■ **What you have to do**: A faithful transcription of all the data is required.

■ **Data records**:
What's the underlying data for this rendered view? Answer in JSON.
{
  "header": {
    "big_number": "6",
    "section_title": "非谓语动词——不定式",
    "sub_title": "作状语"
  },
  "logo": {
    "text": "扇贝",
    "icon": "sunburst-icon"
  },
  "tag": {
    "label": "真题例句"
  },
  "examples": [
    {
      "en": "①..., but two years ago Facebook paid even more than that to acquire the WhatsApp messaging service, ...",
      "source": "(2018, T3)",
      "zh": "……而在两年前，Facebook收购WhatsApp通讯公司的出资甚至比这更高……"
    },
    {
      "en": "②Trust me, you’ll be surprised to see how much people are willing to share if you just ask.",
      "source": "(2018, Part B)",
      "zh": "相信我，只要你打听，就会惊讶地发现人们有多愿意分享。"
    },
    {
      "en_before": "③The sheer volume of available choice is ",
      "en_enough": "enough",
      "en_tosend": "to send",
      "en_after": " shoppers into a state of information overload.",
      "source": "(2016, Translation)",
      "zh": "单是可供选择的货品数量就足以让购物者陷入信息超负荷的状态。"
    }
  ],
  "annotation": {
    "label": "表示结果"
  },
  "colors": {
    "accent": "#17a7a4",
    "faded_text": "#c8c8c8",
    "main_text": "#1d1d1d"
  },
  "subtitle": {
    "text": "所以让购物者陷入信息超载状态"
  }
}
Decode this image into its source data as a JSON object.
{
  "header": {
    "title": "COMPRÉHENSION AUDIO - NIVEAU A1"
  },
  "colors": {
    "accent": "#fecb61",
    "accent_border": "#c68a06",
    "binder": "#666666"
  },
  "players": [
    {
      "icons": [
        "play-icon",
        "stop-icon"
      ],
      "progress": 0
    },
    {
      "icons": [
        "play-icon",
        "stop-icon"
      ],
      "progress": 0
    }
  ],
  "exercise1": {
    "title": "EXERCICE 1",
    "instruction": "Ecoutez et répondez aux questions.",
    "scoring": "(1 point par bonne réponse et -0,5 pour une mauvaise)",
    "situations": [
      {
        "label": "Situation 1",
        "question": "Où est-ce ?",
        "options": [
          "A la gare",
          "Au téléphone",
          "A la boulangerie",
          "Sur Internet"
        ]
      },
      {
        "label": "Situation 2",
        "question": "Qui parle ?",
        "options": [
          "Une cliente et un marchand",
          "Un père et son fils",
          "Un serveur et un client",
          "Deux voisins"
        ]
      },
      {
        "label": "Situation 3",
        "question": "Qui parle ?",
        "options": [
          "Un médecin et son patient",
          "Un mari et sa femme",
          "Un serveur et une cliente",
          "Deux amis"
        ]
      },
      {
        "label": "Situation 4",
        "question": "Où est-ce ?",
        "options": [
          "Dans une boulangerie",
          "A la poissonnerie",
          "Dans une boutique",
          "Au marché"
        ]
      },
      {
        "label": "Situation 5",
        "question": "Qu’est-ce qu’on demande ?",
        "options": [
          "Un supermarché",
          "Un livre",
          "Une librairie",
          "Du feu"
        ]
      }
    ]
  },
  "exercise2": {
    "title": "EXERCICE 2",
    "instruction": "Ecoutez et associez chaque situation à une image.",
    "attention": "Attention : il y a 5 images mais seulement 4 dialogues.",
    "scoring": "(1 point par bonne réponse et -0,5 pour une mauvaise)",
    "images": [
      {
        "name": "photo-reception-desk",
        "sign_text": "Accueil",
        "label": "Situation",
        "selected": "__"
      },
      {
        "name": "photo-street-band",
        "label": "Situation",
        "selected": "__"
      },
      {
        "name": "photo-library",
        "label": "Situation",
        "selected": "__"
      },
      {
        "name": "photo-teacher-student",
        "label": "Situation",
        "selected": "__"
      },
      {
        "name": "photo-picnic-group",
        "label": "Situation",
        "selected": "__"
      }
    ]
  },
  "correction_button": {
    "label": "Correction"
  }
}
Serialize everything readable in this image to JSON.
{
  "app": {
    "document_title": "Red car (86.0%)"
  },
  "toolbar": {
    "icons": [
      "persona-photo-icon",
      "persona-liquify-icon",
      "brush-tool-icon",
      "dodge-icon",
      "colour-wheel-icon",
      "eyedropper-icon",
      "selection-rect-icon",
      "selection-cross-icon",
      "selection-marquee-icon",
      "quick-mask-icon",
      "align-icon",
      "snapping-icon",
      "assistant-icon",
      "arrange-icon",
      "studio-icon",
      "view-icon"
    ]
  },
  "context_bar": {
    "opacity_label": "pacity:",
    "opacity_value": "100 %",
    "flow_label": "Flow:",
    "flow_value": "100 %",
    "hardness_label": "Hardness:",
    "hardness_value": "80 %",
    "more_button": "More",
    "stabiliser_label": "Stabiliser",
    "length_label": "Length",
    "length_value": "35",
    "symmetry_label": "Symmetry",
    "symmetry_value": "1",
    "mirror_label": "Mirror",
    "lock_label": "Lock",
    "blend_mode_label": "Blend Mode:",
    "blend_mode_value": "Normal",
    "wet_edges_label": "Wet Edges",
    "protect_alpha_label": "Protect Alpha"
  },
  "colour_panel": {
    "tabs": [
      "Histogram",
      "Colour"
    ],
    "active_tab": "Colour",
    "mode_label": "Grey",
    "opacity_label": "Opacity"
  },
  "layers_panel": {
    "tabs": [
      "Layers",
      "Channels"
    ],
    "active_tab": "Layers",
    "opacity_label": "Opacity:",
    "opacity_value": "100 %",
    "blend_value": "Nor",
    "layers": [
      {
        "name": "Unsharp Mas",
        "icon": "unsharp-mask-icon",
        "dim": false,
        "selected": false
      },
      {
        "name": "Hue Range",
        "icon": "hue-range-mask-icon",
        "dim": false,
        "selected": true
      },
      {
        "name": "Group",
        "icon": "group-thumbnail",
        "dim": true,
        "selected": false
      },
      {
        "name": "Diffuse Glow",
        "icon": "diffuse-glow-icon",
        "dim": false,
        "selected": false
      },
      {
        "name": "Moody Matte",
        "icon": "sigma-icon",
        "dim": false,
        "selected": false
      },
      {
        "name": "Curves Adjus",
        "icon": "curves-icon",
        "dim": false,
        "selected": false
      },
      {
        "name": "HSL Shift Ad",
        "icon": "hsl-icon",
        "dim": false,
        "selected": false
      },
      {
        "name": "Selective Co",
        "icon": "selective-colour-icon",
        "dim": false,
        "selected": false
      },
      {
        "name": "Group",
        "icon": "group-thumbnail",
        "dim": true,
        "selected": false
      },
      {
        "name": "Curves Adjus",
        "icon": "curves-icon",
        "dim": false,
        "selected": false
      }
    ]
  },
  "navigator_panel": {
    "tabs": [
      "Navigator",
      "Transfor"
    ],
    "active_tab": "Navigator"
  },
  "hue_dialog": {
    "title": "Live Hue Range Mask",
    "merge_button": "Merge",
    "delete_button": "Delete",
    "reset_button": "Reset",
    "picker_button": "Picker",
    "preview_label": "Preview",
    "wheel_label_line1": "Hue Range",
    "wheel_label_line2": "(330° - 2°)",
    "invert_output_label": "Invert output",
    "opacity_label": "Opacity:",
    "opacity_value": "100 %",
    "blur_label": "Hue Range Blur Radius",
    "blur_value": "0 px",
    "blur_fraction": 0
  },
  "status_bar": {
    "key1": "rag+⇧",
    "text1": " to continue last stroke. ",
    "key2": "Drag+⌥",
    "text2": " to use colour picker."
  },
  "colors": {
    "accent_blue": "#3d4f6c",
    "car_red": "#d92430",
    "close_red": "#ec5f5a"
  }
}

■ **Solution to this exercise**:
What's the underlying data for this rendered view? Answer in JSON.
{
  "header": {
    "big_number": "6",
    "section_title": "非谓语动词——不定式",
    "sub_title": "作状语"
  },
  "logo": {
    "text": "扇贝",
    "icon": "sunburst-icon"
  },
  "tag": {
    "label": "真题例句"
  },
  "examples": [
    {
      "en": "①..., but two years ago Facebook paid even more than that to acquire the WhatsApp messaging service, ...",
      "source": "(2018, T3)",
      "zh": "……而在两年前，Facebook收购WhatsApp通讯公司的出资甚至比这更高……"
    },
    {
      "en": "②Trust me, you’ll be surprised to see how much people are willing to share if you just ask.",
      "source": "(2018, Part B)",
      "zh": "相信我，只要你打听，就会惊讶地发现人们有多愿意分享。"
    },
    {
      "en_before": "③The sheer volume of available choice is ",
      "en_enough": "enough",
      "en_tosend": "to send",
      "en_after": " shoppers into a state of information overload.",
      "source": "(2016, Translation)",
      "zh": "单是可供选择的货品数量就足以让购物者陷入信息超负荷的状态。"
    }
  ],
  "annotation": {
    "label": "表示结果"
  },
  "colors": {
    "accent": "#17a7a4",
    "faded_text": "#c8c8c8",
    "main_text": "#1d1d1d"
  },
  "subtitle": {
    "text": "所以让购物者陷入信息超载状态"
  }
}
Decode this image into its source data as a JSON object.
{
  "header": {
    "title": "COMPRÉHENSION AUDIO - NIVEAU A1"
  },
  "colors": {
    "accent": "#fecb61",
    "accent_border": "#c68a06",
    "binder": "#666666"
  },
  "players": [
    {
      "icons": [
        "play-icon",
        "stop-icon"
      ],
      "progress": 0
    },
    {
      "icons": [
        "play-icon",
        "stop-icon"
      ],
      "progress": 0
    }
  ],
  "exercise1": {
    "title": "EXERCICE 1",
    "instruction": "Ecoutez et répondez aux questions.",
    "scoring": "(1 point par bonne réponse et -0,5 pour une mauvaise)",
    "situations": [
      {
        "label": "Situation 1",
        "question": "Où est-ce ?",
        "options": [
          "A la gare",
          "Au téléphone",
          "A la boulangerie",
          "Sur Internet"
        ]
      },
      {
        "label": "Situation 2",
        "question": "Qui parle ?",
        "options": [
          "Une cliente et un marchand",
          "Un père et son fils",
          "Un serveur et un client",
          "Deux voisins"
        ]
      },
      {
        "label": "Situation 3",
        "question": "Qui parle ?",
        "options": [
          "Un médecin et son patient",
          "Un mari et sa femme",
          "Un serveur et une cliente",
          "Deux amis"
        ]
      },
      {
        "label": "Situation 4",
        "question": "Où est-ce ?",
        "options": [
          "Dans une boulangerie",
          "A la poissonnerie",
          "Dans une boutique",
          "Au marché"
        ]
      },
      {
        "label": "Situation 5",
        "question": "Qu’est-ce qu’on demande ?",
        "options": [
          "Un supermarché",
          "Un livre",
          "Une librairie",
          "Du feu"
        ]
      }
    ]
  },
  "exercise2": {
    "title": "EXERCICE 2",
    "instruction": "Ecoutez et associez chaque situation à une image.",
    "attention": "Attention : il y a 5 images mais seulement 4 dialogues.",
    "scoring": "(1 point par bonne réponse et -0,5 pour une mauvaise)",
    "images": [
      {
        "name": "photo-reception-desk",
        "sign_text": "Accueil",
        "label": "Situation",
        "selected": "__"
      },
      {
        "name": "photo-street-band",
        "label": "Situation",
        "selected": "__"
      },
      {
        "name": "photo-library",
        "label": "Situation",
        "selected": "__"
      },
      {
        "name": "photo-teacher-student",
        "label": "Situation",
        "selected": "__"
      },
      {
        "name": "photo-picnic-group",
        "label": "Situation",
        "selected": "__"
      }
    ]
  },
  "correction_button": {
    "label": "Correction"
  }
}
Serialize everything readable in this image to JSON.
{
  "app": {
    "document_title": "Red car (86.0%)"
  },
  "toolbar": {
    "icons": [
      "persona-photo-icon",
      "persona-liquify-icon",
      "brush-tool-icon",
      "dodge-icon",
      "colour-wheel-icon",
      "eyedropper-icon",
      "selection-rect-icon",
      "selection-cross-icon",
      "selection-marquee-icon",
      "quick-mask-icon",
      "align-icon",
      "snapping-icon",
      "assistant-icon",
      "arrange-icon",
      "studio-icon",
      "view-icon"
    ]
  },
  "context_bar": {
    "opacity_label": "pacity:",
    "opacity_value": "100 %",
    "flow_label": "Flow:",
    "flow_value": "100 %",
    "hardness_label": "Hardness:",
    "hardness_value": "80 %",
    "more_button": "More",
    "stabiliser_label": "Stabiliser",
    "length_label": "Length",
    "length_value": "35",
    "symmetry_label": "Symmetry",
    "symmetry_value": "1",
    "mirror_label": "Mirror",
    "lock_label": "Lock",
    "blend_mode_label": "Blend Mode:",
    "blend_mode_value": "Normal",
    "wet_edges_label": "Wet Edges",
    "protect_alpha_label": "Protect Alpha"
  },
  "colour_panel": {
    "tabs": [
      "Histogram",
      "Colour"
    ],
    "active_tab": "Colour",
    "mode_label": "Grey",
    "opacity_label": "Opacity"
  },
  "layers_panel": {
    "tabs": [
      "Layers",
      "Channels"
    ],
    "active_tab": "Layers",
    "opacity_label": "Opacity:",
    "opacity_value": "100 %",
    "blend_value": "Nor",
    "layers": [
      {
        "name": "Unsharp Mas",
        "icon": "unsharp-mask-icon",
        "dim": false,
        "selected": false
      },
      {
        "name": "Hue Range",
        "icon": "hue-range-mask-icon",
        "dim": false,
        "selected": true
      },
      {
        "name": "Group",
        "icon": "group-thumbnail",
        "dim": true,
        "selected": false
      },
      {
        "name": "Diffuse Glow",
        "icon": "diffuse-glow-icon",
        "dim": false,
        "selected": false
      },
      {
        "name": "Moody Matte",
        "icon": "sigma-icon",
        "dim": false,
        "selected": false
      },
      {
        "name": "Curves Adjus",
        "icon": "curves-icon",
        "dim": false,
        "selected": false
      },
      {
        "name": "HSL Shift Ad",
        "icon": "hsl-icon",
        "dim": false,
        "selected": false
      },
      {
        "name": "Selective Co",
        "icon": "selective-colour-icon",
        "dim": false,
        "selected": false
      },
      {
        "name": "Group",
        "icon": "group-thumbnail",
        "dim": true,
        "selected": false
      },
      {
        "name": "Curves Adjus",
        "icon": "curves-icon",
        "dim": false,
        "selected": false
      }
    ]
  },
  "navigator_panel": {
    "tabs": [
      "Navigator",
      "Transfor"
    ],
    "active_tab": "Navigator"
  },
  "hue_dialog": {
    "title": "Live Hue Range Mask",
    "merge_button": "Merge",
    "delete_button": "Delete",
    "reset_button": "Reset",
    "picker_button": "Picker",
    "preview_label": "Preview",
    "wheel_label_line1": "Hue Range",
    "wheel_label_line2": "(330° - 2°)",
    "invert_output_label": "Invert output",
    "opacity_label": "Opacity:",
    "opacity_value": "100 %",
    "blur_label": "Hue Range Blur Radius",
    "blur_value": "0 px",
    "blur_fraction": 0
  },
  "status_bar": {
    "key1": "rag+⇧",
    "text1": " to continue last stroke. ",
    "key2": "Drag+⌥",
    "text2": " to use colour picker."
  },
  "colors": {
    "accent_blue": "#3d4f6c",
    "car_red": "#d92430",
    "close_red": "#ec5f5a"
  }
}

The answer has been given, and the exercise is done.